EXERCISE PROMPT: What is the number of lines in the entries below that include the word "Marijuana"? Provide the number only.

MATERIAL SHOWN:
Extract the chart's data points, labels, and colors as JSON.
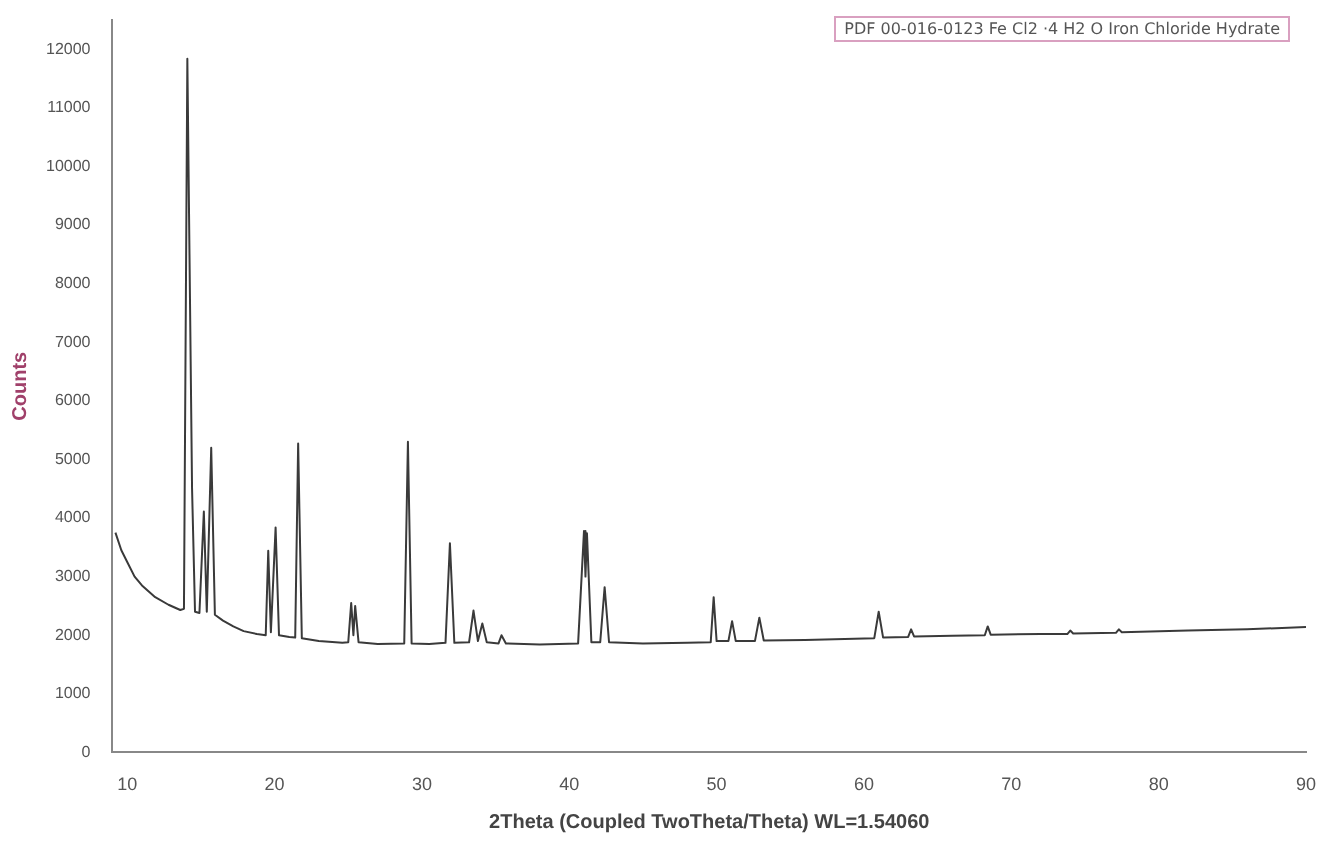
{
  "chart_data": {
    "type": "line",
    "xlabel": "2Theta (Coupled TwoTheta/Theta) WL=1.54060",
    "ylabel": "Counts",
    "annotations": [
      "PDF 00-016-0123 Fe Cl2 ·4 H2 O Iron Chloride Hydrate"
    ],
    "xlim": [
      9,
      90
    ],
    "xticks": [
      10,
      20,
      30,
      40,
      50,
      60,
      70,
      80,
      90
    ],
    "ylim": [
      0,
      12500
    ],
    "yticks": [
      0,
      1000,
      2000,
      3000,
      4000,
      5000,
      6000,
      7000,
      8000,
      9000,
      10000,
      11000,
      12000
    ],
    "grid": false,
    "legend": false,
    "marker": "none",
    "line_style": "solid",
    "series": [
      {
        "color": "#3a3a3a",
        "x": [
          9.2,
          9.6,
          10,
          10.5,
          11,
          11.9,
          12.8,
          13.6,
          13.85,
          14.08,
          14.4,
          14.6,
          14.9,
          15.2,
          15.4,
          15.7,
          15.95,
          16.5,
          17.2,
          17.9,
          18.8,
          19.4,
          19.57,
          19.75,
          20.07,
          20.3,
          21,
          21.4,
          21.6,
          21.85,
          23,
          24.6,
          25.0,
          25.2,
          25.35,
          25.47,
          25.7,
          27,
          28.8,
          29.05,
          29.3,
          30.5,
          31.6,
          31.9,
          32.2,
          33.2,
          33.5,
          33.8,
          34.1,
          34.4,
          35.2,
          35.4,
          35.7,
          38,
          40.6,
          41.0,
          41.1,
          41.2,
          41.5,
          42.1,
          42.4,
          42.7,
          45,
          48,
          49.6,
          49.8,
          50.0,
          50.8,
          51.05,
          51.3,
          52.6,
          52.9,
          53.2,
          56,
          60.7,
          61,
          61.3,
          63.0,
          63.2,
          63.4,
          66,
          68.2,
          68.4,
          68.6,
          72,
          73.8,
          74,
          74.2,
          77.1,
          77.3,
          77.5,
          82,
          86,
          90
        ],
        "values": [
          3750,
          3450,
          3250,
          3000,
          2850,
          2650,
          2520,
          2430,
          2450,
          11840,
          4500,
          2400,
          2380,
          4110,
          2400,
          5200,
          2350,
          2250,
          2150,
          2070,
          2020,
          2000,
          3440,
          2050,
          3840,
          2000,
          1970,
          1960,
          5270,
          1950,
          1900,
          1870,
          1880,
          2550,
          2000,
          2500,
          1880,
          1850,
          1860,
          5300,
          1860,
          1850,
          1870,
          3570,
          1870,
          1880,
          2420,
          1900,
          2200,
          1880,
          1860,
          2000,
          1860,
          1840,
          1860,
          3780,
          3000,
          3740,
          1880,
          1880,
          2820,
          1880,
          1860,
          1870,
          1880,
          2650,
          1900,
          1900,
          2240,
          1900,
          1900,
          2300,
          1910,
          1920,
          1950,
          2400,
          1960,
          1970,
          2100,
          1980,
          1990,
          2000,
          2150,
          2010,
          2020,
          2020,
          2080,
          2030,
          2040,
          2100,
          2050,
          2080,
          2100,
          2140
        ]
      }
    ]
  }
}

--

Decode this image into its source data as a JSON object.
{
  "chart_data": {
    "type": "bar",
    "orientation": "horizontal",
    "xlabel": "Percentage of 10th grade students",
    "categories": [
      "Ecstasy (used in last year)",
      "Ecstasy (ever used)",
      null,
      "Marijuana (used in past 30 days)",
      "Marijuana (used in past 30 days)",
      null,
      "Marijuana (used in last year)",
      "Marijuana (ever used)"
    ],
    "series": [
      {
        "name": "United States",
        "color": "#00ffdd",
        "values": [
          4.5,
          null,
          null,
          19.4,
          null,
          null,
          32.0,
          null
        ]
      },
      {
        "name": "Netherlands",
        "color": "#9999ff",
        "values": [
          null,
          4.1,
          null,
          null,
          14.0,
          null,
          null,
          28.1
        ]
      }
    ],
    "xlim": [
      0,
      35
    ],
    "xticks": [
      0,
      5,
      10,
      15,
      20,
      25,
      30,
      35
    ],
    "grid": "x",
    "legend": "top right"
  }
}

SOLUTION FOR THIS EXERCISE: 4